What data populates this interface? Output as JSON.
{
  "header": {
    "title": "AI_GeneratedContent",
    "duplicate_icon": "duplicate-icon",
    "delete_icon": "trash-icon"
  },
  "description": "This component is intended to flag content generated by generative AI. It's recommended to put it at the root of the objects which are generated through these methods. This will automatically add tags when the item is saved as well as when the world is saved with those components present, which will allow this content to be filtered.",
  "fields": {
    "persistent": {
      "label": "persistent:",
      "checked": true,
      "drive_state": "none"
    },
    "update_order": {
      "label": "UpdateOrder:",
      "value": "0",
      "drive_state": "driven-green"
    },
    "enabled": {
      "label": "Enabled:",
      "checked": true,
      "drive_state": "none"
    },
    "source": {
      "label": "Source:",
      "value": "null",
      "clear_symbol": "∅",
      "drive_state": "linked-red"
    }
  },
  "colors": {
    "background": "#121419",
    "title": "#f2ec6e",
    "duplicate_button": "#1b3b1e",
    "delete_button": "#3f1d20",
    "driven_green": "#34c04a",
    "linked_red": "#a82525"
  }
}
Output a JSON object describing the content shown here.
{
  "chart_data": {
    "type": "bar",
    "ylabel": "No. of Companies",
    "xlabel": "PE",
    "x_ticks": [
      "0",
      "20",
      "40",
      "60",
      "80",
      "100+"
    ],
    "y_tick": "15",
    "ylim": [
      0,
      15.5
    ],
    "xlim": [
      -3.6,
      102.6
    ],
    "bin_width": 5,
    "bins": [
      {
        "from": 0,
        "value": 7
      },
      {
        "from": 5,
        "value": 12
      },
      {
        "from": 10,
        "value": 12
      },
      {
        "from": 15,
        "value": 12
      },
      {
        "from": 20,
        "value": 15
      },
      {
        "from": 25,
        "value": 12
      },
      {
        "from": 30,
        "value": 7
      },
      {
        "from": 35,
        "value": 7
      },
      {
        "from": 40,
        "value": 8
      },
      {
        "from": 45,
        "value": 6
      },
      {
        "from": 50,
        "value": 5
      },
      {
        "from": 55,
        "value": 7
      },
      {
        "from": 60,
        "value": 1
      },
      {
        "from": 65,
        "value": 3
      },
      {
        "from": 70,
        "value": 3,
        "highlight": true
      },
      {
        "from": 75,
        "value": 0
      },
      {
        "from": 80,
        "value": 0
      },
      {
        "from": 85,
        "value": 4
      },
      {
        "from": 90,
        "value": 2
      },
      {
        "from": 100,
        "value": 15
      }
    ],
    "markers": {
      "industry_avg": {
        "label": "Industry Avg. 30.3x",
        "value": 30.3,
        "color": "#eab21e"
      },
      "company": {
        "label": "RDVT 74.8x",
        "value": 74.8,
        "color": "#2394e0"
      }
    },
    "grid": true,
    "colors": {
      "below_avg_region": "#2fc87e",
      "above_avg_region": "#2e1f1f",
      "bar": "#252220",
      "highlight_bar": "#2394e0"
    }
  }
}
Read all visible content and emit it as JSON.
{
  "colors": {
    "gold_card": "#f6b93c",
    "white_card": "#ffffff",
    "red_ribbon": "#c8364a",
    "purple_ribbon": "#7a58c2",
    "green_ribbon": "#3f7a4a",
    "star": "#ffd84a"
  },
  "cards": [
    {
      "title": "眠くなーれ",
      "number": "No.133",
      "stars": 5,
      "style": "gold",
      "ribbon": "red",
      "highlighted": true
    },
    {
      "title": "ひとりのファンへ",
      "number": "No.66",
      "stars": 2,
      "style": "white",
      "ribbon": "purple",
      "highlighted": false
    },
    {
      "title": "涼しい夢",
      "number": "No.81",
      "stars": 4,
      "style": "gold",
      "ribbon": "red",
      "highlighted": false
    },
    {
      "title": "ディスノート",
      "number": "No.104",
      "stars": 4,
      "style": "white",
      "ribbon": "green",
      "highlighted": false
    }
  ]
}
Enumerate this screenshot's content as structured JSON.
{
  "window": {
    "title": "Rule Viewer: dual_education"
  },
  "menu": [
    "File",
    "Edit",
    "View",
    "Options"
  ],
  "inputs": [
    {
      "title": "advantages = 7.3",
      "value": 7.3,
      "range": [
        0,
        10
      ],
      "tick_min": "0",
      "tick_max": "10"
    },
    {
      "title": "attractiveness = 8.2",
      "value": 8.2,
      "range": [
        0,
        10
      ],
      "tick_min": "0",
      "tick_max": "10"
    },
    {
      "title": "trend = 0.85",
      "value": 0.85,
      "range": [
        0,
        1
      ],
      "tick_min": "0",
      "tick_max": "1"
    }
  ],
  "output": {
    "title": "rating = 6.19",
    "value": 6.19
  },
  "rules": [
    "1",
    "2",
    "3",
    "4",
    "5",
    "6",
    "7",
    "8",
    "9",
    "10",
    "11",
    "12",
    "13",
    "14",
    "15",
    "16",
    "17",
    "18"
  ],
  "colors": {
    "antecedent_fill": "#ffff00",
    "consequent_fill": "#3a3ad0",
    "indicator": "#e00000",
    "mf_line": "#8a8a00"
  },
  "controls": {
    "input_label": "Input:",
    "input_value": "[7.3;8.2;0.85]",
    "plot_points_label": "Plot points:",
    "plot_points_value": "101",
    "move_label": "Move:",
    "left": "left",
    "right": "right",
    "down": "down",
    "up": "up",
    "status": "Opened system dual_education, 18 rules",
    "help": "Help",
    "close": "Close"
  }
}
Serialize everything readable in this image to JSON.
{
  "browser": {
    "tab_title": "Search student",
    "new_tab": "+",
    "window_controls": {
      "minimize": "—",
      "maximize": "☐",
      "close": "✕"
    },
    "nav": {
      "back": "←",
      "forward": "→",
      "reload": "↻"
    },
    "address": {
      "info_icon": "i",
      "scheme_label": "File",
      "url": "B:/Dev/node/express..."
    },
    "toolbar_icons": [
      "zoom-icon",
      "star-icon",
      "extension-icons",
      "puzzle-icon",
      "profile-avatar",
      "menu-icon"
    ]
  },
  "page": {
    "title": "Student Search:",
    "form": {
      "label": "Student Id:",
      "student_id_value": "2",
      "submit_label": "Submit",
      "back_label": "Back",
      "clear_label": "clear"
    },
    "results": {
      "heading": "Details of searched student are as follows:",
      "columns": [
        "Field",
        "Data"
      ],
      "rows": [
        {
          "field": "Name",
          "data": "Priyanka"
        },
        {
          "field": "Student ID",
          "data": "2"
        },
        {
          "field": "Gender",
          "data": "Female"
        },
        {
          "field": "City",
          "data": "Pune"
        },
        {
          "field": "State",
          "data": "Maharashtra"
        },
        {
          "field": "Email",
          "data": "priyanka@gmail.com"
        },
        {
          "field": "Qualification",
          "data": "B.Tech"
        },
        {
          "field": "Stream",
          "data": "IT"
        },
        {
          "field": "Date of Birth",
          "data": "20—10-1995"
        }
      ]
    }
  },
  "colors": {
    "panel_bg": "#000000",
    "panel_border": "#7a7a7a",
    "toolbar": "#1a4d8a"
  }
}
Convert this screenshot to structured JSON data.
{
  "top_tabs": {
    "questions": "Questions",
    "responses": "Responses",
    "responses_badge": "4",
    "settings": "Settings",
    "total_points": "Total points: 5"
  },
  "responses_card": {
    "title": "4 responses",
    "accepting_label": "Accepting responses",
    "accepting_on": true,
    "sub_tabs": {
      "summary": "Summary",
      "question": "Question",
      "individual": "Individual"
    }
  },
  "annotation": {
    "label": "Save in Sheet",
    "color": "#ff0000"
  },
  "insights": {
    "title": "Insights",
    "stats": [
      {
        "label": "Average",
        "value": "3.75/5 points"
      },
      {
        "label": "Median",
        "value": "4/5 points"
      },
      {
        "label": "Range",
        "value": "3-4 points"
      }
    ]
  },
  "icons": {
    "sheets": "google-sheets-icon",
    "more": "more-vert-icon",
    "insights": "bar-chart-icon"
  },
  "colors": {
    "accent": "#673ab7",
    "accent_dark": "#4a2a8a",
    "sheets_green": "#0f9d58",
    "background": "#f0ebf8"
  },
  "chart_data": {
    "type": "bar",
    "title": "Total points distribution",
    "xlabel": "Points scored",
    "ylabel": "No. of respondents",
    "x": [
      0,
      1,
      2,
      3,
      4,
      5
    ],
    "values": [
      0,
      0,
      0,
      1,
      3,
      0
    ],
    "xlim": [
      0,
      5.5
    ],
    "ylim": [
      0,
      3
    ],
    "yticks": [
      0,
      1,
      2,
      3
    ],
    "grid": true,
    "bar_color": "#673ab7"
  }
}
━━━
- **Problem statement**: In the entries above, find each line with the string "background" and copy it.

- **Solved exercise**:
    "background": "#121419",
    "background": "#f0ebf8"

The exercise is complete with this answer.